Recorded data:

= = = = = = =

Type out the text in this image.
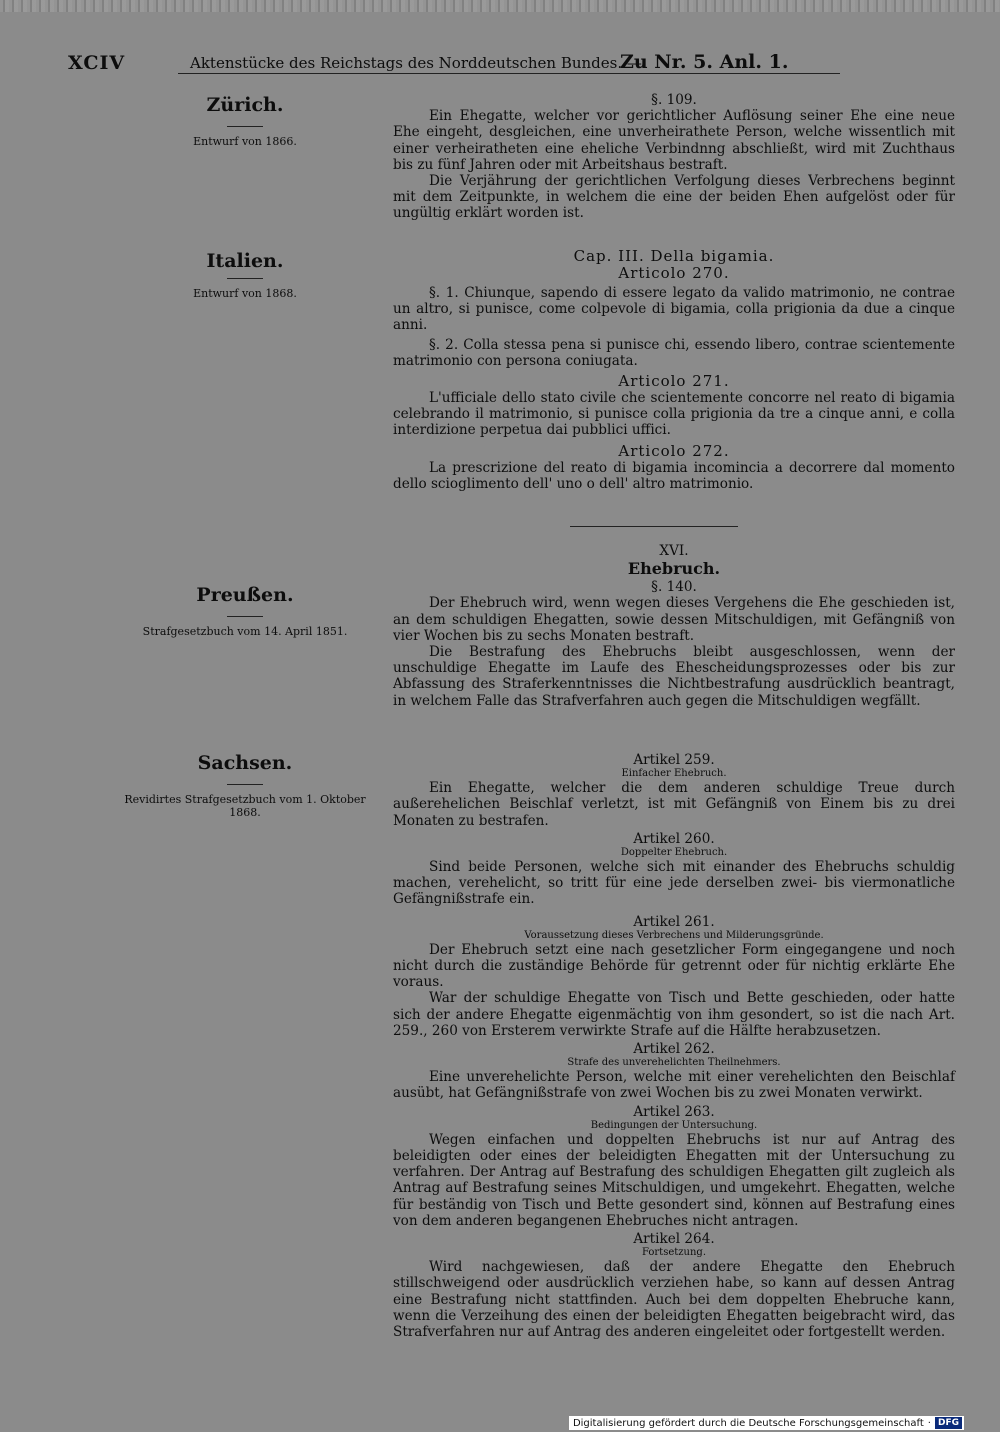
XCIV	Aktenstücke des Reichstags des Norddeutschen Bundes. —
Zu Nr. 5. Anl. 1.
Zürich.
Entwurf von 1866.
Italien.
Entwurf von 1868.
Preußen.
Strafgesetzbuch vom 14. April 1851.
Sachsen.
Revidirtes Strafgesetzbuch vom 1. Oktober 1868.
§. 109.

Ein Ehegatte, welcher vor gerichtlicher Auflösung seiner Ehe eine neue Ehe eingeht, desgleichen, eine unverheirathete Person, welche wissentlich mit einer verheiratheten eine eheliche Verbindnng abschließt, wird mit Zuchthaus bis zu fünf Jahren oder mit Arbeitshaus bestraft.

Die Verjährung der gerichtlichen Verfolgung dieses Verbrechens beginnt mit dem Zeitpunkte, in welchem die eine der beiden Ehen aufgelöst oder für ungültig erklärt worden ist.

Cap. III. Della bigamia.
Articolo 270.

§. 1. Chiunque, sapendo di essere legato da valido matrimonio, ne contrae un altro, si punisce, come colpevole di bigamia, colla prigionia da due a cinque anni.

§. 2. Colla stessa pena si punisce chi, essendo libero, contrae scientemente matrimonio con persona coniugata.

Articolo 271.

L'ufficiale dello stato civile che scientemente concorre nel reato di bigamia celebrando il matrimonio, si punisce colla prigionia da tre a cinque anni, e colla interdizione perpetua dai pubblici uffici.

Articolo 272.

La prescrizione del reato di bigamia incomincia a decorrere dal momento dello scioglimento dell' uno o dell' altro matrimonio.

XVI.
Ehebruch.
§. 140.

Der Ehebruch wird, wenn wegen dieses Vergehens die Ehe geschieden ist, an dem schuldigen Ehegatten, sowie dessen Mitschuldigen, mit Gefängniß von vier Wochen bis zu sechs Monaten bestraft.

Die Bestrafung des Ehebruchs bleibt ausgeschlossen, wenn der unschuldige Ehegatte im Laufe des Ehescheidungsprozesses oder bis zur Abfassung des Straferkenntnisses die Nichtbestrafung ausdrücklich beantragt, in welchem Falle das Strafverfahren auch gegen die Mitschuldigen wegfällt.

Artikel 259.
Einfacher Ehebruch.

Ein Ehegatte, welcher die dem anderen schuldige Treue durch außerehelichen Beischlaf verletzt, ist mit Gefängniß von Einem bis zu drei Monaten zu bestrafen.

Artikel 260.
Doppelter Ehebruch.

Sind beide Personen, welche sich mit einander des Ehebruchs schuldig machen, verehelicht, so tritt für eine jede derselben zwei- bis viermonatliche Gefängnißstrafe ein.

Artikel 261.
Voraussetzung dieses Verbrechens und Milderungsgründe.

Der Ehebruch setzt eine nach gesetzlicher Form eingegangene und noch nicht durch die zuständige Behörde für getrennt oder für nichtig erklärte Ehe voraus.

War der schuldige Ehegatte von Tisch und Bette geschieden, oder hatte sich der andere Ehegatte eigenmächtig von ihm gesondert, so ist die nach Art. 259., 260 von Ersterem verwirkte Strafe auf die Hälfte herabzusetzen.

Artikel 262.
Strafe des unverehelichten Theilnehmers.

Eine unverehelichte Person, welche mit einer verehelichten den Beischlaf ausübt, hat Gefängnißstrafe von zwei Wochen bis zu zwei Monaten verwirkt.

Artikel 263.
Bedingungen der Untersuchung.

Wegen einfachen und doppelten Ehebruchs ist nur auf Antrag des beleidigten oder eines der beleidigten Ehegatten mit der Untersuchung zu verfahren. Der Antrag auf Bestrafung des schuldigen Ehegatten gilt zugleich als Antrag auf Bestrafung seines Mitschuldigen, und umgekehrt. Ehegatten, welche für beständig von Tisch und Bette gesondert sind, können auf Bestrafung eines von dem anderen begangenen Ehebruches nicht antragen.

Artikel 264.
Fortsetzung.

Wird nachgewiesen, daß der andere Ehegatte den Ehebruch stillschweigend oder ausdrücklich verziehen habe, so kann auf dessen Antrag eine Bestrafung nicht stattfinden. Auch bei dem doppelten Ehebruche kann, wenn die Verzeihung des einen der beleidigten Ehegatten beigebracht wird, das Strafverfahren nur auf Antrag des anderen eingeleitet oder fortgestellt werden.

Digitalisierung gefördert durch die Deutsche Forschungsgemeinschaft · DFG
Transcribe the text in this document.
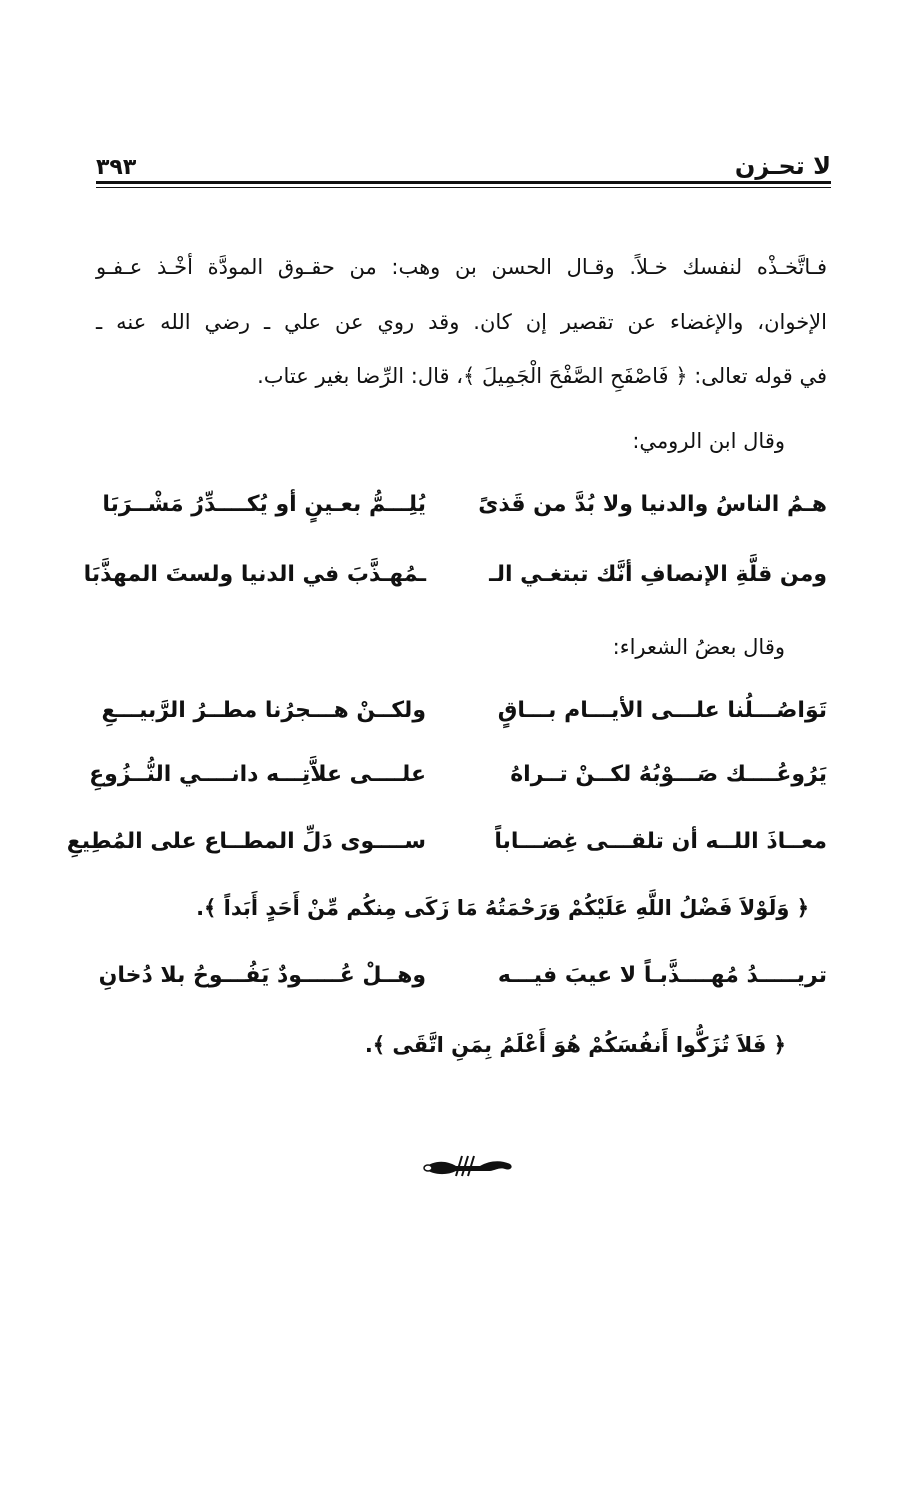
لا تحـزن
٣٩٣
فـاتَّخـذْه لنفسك خـلاً. وقـال الحسن بن وهب: من حقـوق المودَّة أخْـذ عـفـو
الإخوان، والإغضاء عن تقصير إن كان. وقد روي عن علي ـ رضي الله عنه ـ
في قوله تعالى: ﴿ فَاصْفَحِ الصَّفْحَ الْجَمِيلَ ﴾، قال: الرِّضا بغير عتاب.
وقال ابن الرومي:
هـمُ الناسُ والدنيا ولا بُدَّ من قَذىً
يُلِـــمُّ بعـينٍ أو يُكــــدِّرُ مَشْــرَبَا
ومن قلَّةِ الإنصافِ أنَّك تبتغـي الـ
ـمُهـذَّبَ في الدنيا ولستَ المهذَّبَا
وقال بعضُ الشعراء:
تَوَاصُـــلُنا علـــى الأيـــام بـــاقٍ
ولكــنْ هـــجرُنا مطــرُ الرَّبيـــعِ
يَرُوعُــــك صَـــوْبُهُ لكــنْ تــراهُ
علــــى علاَّتِـــه دانــــي النُّــزُوعِ
معــاذَ اللــه أن تلقـــى غِضـــاباً
ســــوى دَلِّ المطــاع على المُطِيعِ
﴿ وَلَوْلاَ فَضْلُ اللَّهِ عَلَيْكُمْ وَرَحْمَتُهُ مَا زَكَى مِنكُم مِّنْ أَحَدٍ أَبَداً ﴾.
تريـــــدُ مُهــــذَّبـاً لا عيبَ فيـــه
وهــلْ عُـــــودٌ يَفُـــوحُ بلا دُخانِ
﴿ فَلاَ تُزَكُّوا أَنفُسَكُمْ هُوَ أَعْلَمُ بِمَنِ اتَّقَى ﴾.
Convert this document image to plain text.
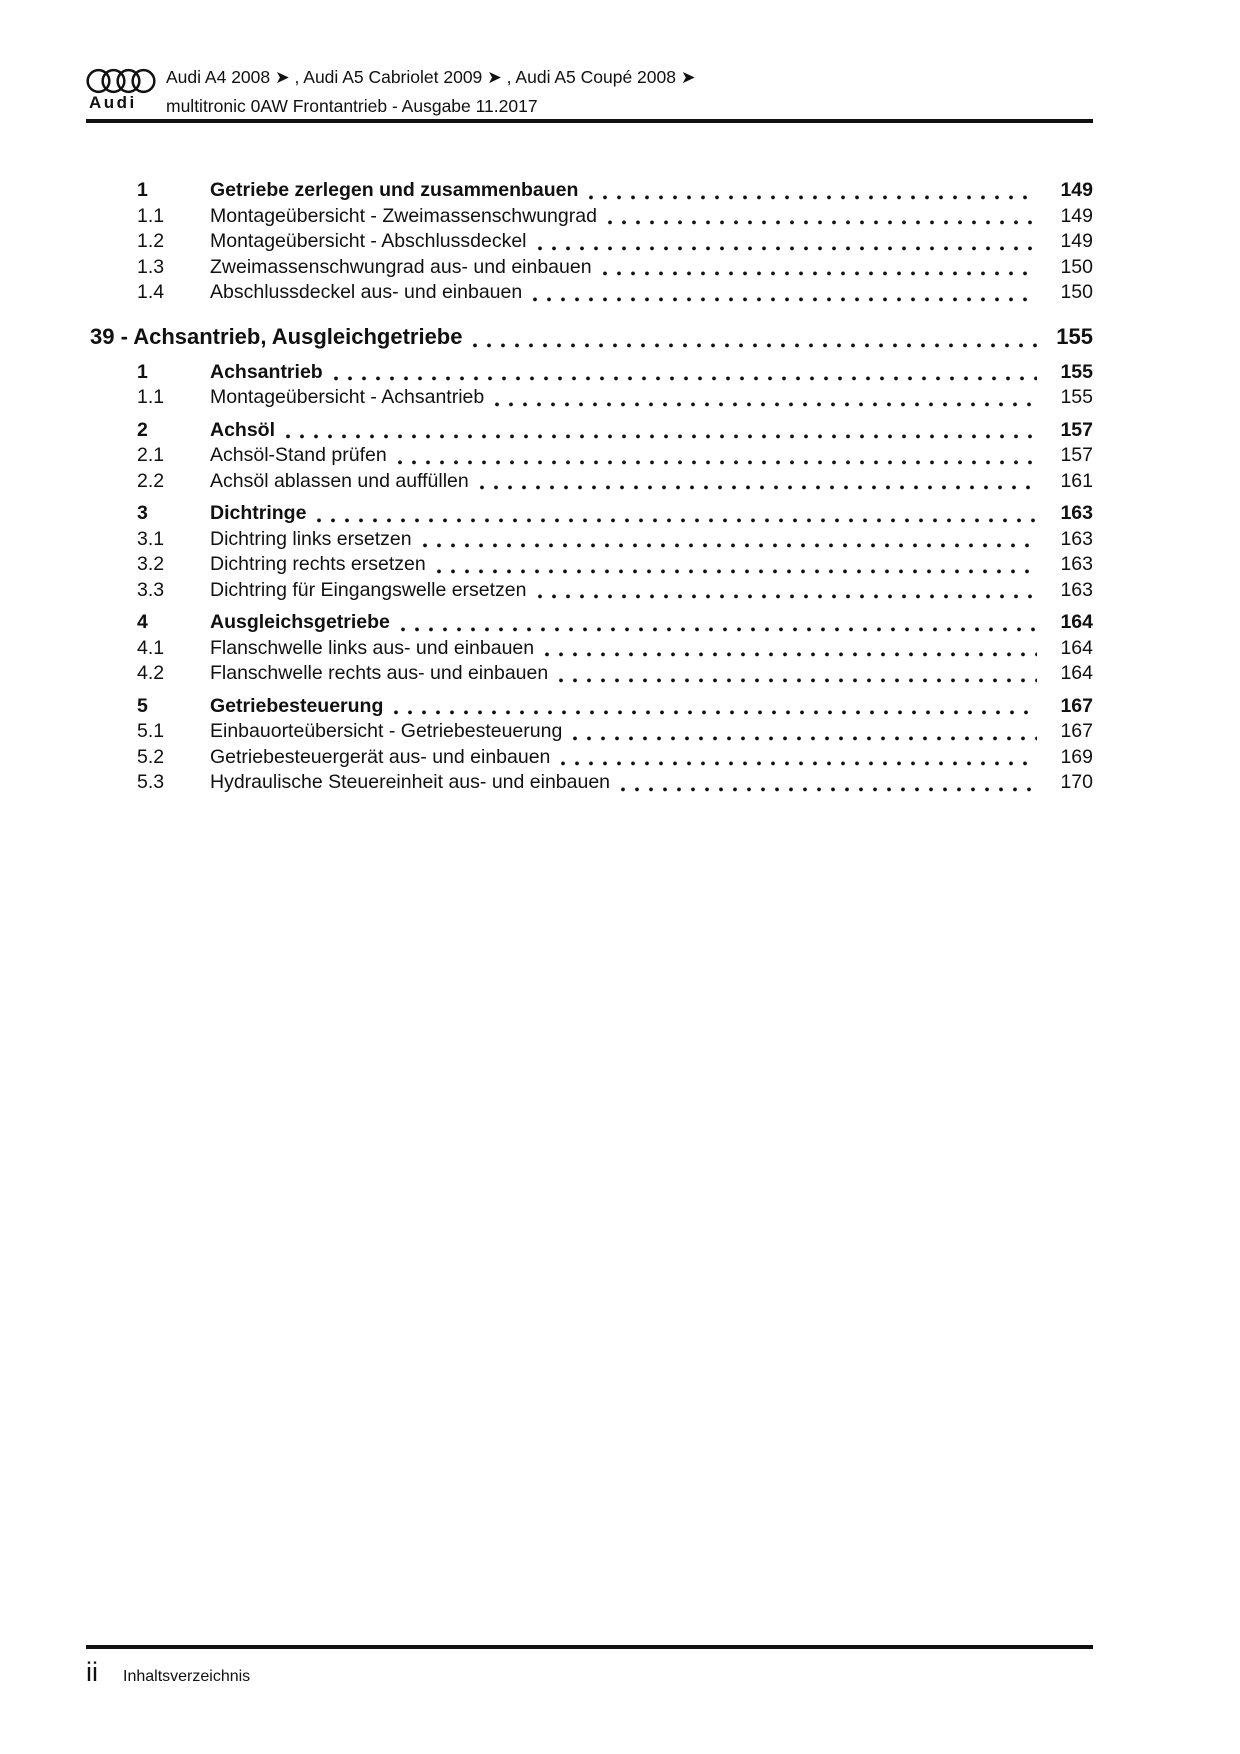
Audi
Audi A4 2008 ➤ , Audi A5 Cabriolet 2009 ➤ , Audi A5 Coupé 2008 ➤
multitronic 0AW Frontantrieb - Ausgabe 11.2017
1	Getriebe zerlegen und zusammenbauen	149
1.1	Montageübersicht - Zweimassenschwungrad	149
1.2	Montageübersicht - Abschlussdeckel	149
1.3	Zweimassenschwungrad aus- und einbauen	150
1.4	Abschlussdeckel aus- und einbauen	150
39 - Achsantrieb, Ausgleichgetriebe	155
1	Achsantrieb	155
1.1	Montageübersicht - Achsantrieb	155
2	Achsöl	157
2.1	Achsöl-Stand prüfen	157
2.2	Achsöl ablassen und auffüllen	161
3	Dichtringe	163
3.1	Dichtring links ersetzen	163
3.2	Dichtring rechts ersetzen	163
3.3	Dichtring für Eingangswelle ersetzen	163
4	Ausgleichsgetriebe	164
4.1	Flanschwelle links aus- und einbauen	164
4.2	Flanschwelle rechts aus- und einbauen	164
5	Getriebesteuerung	167
5.1	Einbauorteübersicht - Getriebesteuerung	167
5.2	Getriebesteuergerät aus- und einbauen	169
5.3	Hydraulische Steuereinheit aus- und einbauen	170
ii Inhaltsverzeichnis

= = = = = = =

DIRECTIVE: Copy every record above exactly, leaving out the pictures.

EXPECTED ANSWER:
Type out the text in this image.
XCIV	Aktenstücke des Reichstags des Norddeutschen Bundes. —
Zu Nr. 5. Anl. 1.
Zürich.
Entwurf von 1866.
Italien.
Entwurf von 1868.
Preußen.
Strafgesetzbuch vom 14. April 1851.
Sachsen.
Revidirtes Strafgesetzbuch vom 1. Oktober 1868.
§. 109.

Ein Ehegatte, welcher vor gerichtlicher Auflösung seiner Ehe eine neue Ehe eingeht, desgleichen, eine unverheirathete Person, welche wissentlich mit einer verheiratheten eine eheliche Verbindnng abschließt, wird mit Zuchthaus bis zu fünf Jahren oder mit Arbeitshaus bestraft.

Die Verjährung der gerichtlichen Verfolgung dieses Verbrechens beginnt mit dem Zeitpunkte, in welchem die eine der beiden Ehen aufgelöst oder für ungültig erklärt worden ist.

Cap. III. Della bigamia.
Articolo 270.

§. 1. Chiunque, sapendo di essere legato da valido matrimonio, ne contrae un altro, si punisce, come colpevole di bigamia, colla prigionia da due a cinque anni.

§. 2. Colla stessa pena si punisce chi, essendo libero, contrae scientemente matrimonio con persona coniugata.

Articolo 271.

L'ufficiale dello stato civile che scientemente concorre nel reato di bigamia celebrando il matrimonio, si punisce colla prigionia da tre a cinque anni, e colla interdizione perpetua dai pubblici uffici.

Articolo 272.

La prescrizione del reato di bigamia incomincia a decorrere dal momento dello scioglimento dell' uno o dell' altro matrimonio.

XVI.
Ehebruch.
§. 140.

Der Ehebruch wird, wenn wegen dieses Vergehens die Ehe geschieden ist, an dem schuldigen Ehegatten, sowie dessen Mitschuldigen, mit Gefängniß von vier Wochen bis zu sechs Monaten bestraft.

Die Bestrafung des Ehebruchs bleibt ausgeschlossen, wenn der unschuldige Ehegatte im Laufe des Ehescheidungsprozesses oder bis zur Abfassung des Straferkenntnisses die Nichtbestrafung ausdrücklich beantragt, in welchem Falle das Strafverfahren auch gegen die Mitschuldigen wegfällt.

Artikel 259.
Einfacher Ehebruch.

Ein Ehegatte, welcher die dem anderen schuldige Treue durch außerehelichen Beischlaf verletzt, ist mit Gefängniß von Einem bis zu drei Monaten zu bestrafen.

Artikel 260.
Doppelter Ehebruch.

Sind beide Personen, welche sich mit einander des Ehebruchs schuldig machen, verehelicht, so tritt für eine jede derselben zwei- bis viermonatliche Gefängnißstrafe ein.

Artikel 261.
Voraussetzung dieses Verbrechens und Milderungsgründe.

Der Ehebruch setzt eine nach gesetzlicher Form eingegangene und noch nicht durch die zuständige Behörde für getrennt oder für nichtig erklärte Ehe voraus.

War der schuldige Ehegatte von Tisch und Bette geschieden, oder hatte sich der andere Ehegatte eigenmächtig von ihm gesondert, so ist die nach Art. 259., 260 von Ersterem verwirkte Strafe auf die Hälfte herabzusetzen.

Artikel 262.
Strafe des unverehelichten Theilnehmers.

Eine unverehelichte Person, welche mit einer verehelichten den Beischlaf ausübt, hat Gefängnißstrafe von zwei Wochen bis zu zwei Monaten verwirkt.

Artikel 263.
Bedingungen der Untersuchung.

Wegen einfachen und doppelten Ehebruchs ist nur auf Antrag des beleidigten oder eines der beleidigten Ehegatten mit der Untersuchung zu verfahren. Der Antrag auf Bestrafung des schuldigen Ehegatten gilt zugleich als Antrag auf Bestrafung seines Mitschuldigen, und umgekehrt. Ehegatten, welche für beständig von Tisch und Bette gesondert sind, können auf Bestrafung eines von dem anderen begangenen Ehebruches nicht antragen.

Artikel 264.
Fortsetzung.

Wird nachgewiesen, daß der andere Ehegatte den Ehebruch stillschweigend oder ausdrücklich verziehen habe, so kann auf dessen Antrag eine Bestrafung nicht stattfinden. Auch bei dem doppelten Ehebruche kann, wenn die Verzeihung des einen der beleidigten Ehegatten beigebracht wird, das Strafverfahren nur auf Antrag des anderen eingeleitet oder fortgestellt werden.

Digitalisierung gefördert durch die Deutsche Forschungsgemeinschaft · DFG
Transcribe the text in this document.
لا تحـزن
٣٩٣
فـاتَّخـذْه لنفسك خـلاً. وقـال الحسن بن وهب: من حقـوق المودَّة أخْـذ عـفـو
الإخوان، والإغضاء عن تقصير إن كان. وقد روي عن علي ـ رضي الله عنه ـ
في قوله تعالى: ﴿ فَاصْفَحِ الصَّفْحَ الْجَمِيلَ ﴾، قال: الرِّضا بغير عتاب.
وقال ابن الرومي:
هـمُ الناسُ والدنيا ولا بُدَّ من قَذىً
يُلِـــمُّ بعـينٍ أو يُكــــدِّرُ مَشْــرَبَا
ومن قلَّةِ الإنصافِ أنَّك تبتغـي الـ
ـمُهـذَّبَ في الدنيا ولستَ المهذَّبَا
وقال بعضُ الشعراء:
تَوَاصُـــلُنا علـــى الأيـــام بـــاقٍ
ولكــنْ هـــجرُنا مطــرُ الرَّبيـــعِ
يَرُوعُــــك صَـــوْبُهُ لكــنْ تــراهُ
علــــى علاَّتِـــه دانــــي النُّــزُوعِ
معــاذَ اللــه أن تلقـــى غِضـــاباً
ســــوى دَلِّ المطــاع على المُطِيعِ
﴿ وَلَوْلاَ فَضْلُ اللَّهِ عَلَيْكُمْ وَرَحْمَتُهُ مَا زَكَى مِنكُم مِّنْ أَحَدٍ أَبَداً ﴾.
تريـــــدُ مُهــــذَّبـاً لا عيبَ فيـــه
وهــلْ عُـــــودٌ يَفُـــوحُ بلا دُخانِ
﴿ فَلاَ تُزَكُّوا أَنفُسَكُمْ هُوَ أَعْلَمُ بِمَنِ اتَّقَى ﴾.
Convert this document image to plain text.
Audi
Audi A4 2008 ➤ , Audi A5 Cabriolet 2009 ➤ , Audi A5 Coupé 2008 ➤
multitronic 0AW Frontantrieb - Ausgabe 11.2017
1	Getriebe zerlegen und zusammenbauen	149
1.1	Montageübersicht - Zweimassenschwungrad	149
1.2	Montageübersicht - Abschlussdeckel	149
1.3	Zweimassenschwungrad aus- und einbauen	150
1.4	Abschlussdeckel aus- und einbauen	150
39 - Achsantrieb, Ausgleichgetriebe	155
1	Achsantrieb	155
1.1	Montageübersicht - Achsantrieb	155
2	Achsöl	157
2.1	Achsöl-Stand prüfen	157
2.2	Achsöl ablassen und auffüllen	161
3	Dichtringe	163
3.1	Dichtring links ersetzen	163
3.2	Dichtring rechts ersetzen	163
3.3	Dichtring für Eingangswelle ersetzen	163
4	Ausgleichsgetriebe	164
4.1	Flanschwelle links aus- und einbauen	164
4.2	Flanschwelle rechts aus- und einbauen	164
5	Getriebesteuerung	167
5.1	Einbauorteübersicht - Getriebesteuerung	167
5.2	Getriebesteuergerät aus- und einbauen	169
5.3	Hydraulische Steuereinheit aus- und einbauen	170
ii Inhaltsverzeichnis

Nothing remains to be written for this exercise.